begin Excerpted data
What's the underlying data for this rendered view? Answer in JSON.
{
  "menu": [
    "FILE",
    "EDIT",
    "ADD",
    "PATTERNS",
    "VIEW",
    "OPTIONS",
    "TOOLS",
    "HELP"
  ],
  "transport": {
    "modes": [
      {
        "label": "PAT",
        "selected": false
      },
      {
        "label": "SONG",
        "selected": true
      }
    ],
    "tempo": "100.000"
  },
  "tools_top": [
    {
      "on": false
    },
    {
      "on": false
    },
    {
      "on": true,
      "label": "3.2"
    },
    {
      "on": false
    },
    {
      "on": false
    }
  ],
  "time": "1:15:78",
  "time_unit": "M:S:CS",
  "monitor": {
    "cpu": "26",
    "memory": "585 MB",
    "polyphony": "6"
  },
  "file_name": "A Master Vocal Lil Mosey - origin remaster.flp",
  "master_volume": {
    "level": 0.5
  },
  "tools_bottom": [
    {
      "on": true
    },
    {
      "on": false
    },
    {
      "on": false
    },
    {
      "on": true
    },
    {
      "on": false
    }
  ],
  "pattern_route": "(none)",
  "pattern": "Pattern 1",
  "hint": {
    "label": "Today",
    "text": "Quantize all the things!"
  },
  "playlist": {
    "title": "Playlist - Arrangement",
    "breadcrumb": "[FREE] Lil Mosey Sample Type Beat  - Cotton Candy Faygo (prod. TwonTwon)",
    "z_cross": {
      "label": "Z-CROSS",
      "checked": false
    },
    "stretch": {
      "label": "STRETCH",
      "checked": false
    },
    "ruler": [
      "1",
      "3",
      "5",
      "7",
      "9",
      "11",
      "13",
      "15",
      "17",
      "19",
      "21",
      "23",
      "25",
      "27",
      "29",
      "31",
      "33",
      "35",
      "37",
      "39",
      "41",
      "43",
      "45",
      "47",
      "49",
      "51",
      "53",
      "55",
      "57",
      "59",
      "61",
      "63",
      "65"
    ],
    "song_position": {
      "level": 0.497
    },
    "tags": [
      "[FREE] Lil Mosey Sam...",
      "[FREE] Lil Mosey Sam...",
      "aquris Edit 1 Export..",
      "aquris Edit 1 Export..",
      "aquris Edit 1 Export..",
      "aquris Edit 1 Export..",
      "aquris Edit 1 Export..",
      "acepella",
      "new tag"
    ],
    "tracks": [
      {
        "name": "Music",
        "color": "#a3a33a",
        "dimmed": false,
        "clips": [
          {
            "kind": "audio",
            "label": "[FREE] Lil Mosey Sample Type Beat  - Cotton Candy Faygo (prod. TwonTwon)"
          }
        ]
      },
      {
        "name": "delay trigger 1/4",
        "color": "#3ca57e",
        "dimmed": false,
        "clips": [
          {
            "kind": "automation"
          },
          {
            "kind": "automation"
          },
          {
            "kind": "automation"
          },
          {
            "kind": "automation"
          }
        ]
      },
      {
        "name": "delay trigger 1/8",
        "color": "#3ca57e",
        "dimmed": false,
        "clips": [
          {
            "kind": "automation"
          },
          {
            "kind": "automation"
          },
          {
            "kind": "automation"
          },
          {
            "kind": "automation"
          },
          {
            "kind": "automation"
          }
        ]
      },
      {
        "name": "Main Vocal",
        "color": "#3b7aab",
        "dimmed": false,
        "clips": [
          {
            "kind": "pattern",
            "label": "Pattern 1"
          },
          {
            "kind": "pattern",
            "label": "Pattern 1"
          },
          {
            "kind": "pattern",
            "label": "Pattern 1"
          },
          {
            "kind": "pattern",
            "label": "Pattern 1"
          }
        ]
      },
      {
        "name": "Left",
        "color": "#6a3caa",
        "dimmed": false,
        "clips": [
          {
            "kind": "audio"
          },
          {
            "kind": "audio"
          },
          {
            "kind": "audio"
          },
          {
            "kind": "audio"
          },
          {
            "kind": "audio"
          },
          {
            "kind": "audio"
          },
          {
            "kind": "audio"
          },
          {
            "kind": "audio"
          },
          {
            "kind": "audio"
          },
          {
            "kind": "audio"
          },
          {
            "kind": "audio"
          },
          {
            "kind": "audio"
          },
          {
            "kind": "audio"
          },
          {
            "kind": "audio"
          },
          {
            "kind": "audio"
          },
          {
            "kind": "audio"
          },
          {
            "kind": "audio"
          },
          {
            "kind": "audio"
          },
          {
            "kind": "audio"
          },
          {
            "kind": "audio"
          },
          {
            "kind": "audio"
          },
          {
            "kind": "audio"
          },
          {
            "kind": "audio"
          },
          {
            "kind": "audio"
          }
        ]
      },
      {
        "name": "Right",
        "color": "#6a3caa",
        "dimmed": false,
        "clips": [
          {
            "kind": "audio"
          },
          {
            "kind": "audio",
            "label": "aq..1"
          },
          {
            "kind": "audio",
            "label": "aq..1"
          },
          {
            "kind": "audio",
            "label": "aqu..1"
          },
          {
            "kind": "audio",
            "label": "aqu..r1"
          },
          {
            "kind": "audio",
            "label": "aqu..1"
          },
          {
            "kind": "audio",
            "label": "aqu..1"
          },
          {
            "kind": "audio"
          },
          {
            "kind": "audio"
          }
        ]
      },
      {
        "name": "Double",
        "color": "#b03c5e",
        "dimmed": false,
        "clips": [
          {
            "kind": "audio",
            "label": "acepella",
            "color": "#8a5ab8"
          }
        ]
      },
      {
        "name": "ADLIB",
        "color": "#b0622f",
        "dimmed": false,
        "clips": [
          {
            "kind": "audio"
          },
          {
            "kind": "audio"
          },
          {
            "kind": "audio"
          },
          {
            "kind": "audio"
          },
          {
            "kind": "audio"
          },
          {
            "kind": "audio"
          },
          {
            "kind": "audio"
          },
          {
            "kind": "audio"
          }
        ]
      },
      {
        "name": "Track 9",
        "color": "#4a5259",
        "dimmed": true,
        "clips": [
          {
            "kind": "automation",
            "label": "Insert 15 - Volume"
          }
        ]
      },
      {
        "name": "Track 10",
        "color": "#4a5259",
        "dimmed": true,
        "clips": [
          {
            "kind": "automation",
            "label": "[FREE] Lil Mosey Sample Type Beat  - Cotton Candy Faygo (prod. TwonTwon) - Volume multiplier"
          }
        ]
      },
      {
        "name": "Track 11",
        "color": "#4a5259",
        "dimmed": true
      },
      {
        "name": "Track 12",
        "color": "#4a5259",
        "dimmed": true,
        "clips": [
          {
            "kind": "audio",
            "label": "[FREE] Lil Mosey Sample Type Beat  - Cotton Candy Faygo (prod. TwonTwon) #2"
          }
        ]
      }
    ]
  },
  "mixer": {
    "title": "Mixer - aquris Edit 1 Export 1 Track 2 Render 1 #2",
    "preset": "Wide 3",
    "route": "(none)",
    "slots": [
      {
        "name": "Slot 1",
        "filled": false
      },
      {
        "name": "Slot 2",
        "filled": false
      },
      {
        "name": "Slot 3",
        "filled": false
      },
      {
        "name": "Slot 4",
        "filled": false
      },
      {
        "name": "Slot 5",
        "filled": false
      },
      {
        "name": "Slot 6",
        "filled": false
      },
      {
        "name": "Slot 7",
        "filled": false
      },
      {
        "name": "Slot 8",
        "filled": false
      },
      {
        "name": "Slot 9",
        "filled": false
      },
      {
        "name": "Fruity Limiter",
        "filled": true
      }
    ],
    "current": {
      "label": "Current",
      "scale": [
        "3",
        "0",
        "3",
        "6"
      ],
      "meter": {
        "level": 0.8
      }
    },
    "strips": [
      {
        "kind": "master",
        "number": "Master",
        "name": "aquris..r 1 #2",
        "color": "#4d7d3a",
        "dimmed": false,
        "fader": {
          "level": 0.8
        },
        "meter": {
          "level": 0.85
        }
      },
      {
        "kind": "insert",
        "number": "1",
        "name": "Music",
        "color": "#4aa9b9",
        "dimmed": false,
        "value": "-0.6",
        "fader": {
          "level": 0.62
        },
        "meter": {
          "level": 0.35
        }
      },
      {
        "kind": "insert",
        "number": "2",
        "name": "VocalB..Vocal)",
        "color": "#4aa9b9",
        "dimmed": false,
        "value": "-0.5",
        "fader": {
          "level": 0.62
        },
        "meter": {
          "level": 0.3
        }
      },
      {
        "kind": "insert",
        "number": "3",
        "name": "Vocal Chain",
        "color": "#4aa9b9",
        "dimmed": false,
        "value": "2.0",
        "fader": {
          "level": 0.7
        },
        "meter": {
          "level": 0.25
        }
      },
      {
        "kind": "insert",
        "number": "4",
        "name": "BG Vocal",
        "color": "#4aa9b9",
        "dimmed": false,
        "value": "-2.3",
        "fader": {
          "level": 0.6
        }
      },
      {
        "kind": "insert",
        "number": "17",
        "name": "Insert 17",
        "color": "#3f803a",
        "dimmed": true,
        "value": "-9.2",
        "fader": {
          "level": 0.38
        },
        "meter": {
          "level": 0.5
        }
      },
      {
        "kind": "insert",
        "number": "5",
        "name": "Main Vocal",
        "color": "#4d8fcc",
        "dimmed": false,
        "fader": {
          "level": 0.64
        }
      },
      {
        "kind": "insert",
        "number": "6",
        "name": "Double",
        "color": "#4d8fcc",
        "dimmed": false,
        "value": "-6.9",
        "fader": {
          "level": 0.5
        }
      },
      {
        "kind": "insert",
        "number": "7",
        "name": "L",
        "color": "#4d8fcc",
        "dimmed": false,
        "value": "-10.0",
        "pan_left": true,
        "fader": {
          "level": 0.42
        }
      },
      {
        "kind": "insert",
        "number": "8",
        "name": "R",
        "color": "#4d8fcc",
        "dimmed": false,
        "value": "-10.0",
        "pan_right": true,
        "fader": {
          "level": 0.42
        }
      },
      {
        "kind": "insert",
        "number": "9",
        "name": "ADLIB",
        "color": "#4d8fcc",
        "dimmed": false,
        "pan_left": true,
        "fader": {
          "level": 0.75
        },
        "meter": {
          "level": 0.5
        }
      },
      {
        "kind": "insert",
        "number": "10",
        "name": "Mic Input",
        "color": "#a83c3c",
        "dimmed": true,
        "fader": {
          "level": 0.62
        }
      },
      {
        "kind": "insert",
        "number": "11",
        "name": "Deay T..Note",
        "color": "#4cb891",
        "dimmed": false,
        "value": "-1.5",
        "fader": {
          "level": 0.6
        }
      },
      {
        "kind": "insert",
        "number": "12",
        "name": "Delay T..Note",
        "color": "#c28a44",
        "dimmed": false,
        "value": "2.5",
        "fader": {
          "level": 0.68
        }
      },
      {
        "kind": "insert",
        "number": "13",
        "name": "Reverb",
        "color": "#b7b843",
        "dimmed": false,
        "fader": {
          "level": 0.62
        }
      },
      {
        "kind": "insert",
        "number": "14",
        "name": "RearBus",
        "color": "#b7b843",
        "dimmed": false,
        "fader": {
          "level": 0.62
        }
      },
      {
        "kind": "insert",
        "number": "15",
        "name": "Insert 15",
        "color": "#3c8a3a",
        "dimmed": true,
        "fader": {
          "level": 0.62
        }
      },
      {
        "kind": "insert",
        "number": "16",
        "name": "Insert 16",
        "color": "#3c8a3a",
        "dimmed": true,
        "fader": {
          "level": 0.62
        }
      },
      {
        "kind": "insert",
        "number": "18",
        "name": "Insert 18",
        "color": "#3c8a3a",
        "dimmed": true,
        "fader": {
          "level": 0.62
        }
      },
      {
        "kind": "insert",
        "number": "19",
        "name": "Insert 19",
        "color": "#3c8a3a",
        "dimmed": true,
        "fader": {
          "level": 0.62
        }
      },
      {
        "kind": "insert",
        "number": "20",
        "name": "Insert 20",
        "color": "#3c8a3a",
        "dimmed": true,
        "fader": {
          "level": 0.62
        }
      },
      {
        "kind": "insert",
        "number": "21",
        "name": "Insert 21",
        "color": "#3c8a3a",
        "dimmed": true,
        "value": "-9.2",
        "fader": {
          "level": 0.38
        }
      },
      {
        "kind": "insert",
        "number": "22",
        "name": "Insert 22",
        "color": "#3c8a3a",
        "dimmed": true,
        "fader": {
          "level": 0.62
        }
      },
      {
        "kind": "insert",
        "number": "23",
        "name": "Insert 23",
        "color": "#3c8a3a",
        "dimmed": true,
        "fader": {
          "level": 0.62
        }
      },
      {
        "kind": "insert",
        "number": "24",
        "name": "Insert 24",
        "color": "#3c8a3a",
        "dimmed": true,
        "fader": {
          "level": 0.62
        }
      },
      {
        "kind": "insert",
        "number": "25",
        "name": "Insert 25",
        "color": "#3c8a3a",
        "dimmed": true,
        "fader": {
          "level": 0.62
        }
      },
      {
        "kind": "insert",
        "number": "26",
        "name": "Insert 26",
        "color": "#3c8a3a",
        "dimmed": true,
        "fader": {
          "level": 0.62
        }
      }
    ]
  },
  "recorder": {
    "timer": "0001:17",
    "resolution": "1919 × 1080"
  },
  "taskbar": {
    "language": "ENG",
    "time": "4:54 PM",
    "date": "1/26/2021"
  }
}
end Excerpted data
• Task to complete:
Reply with one number only: the count of lines in the entries that contain "Beat".

• Solution for this task:
4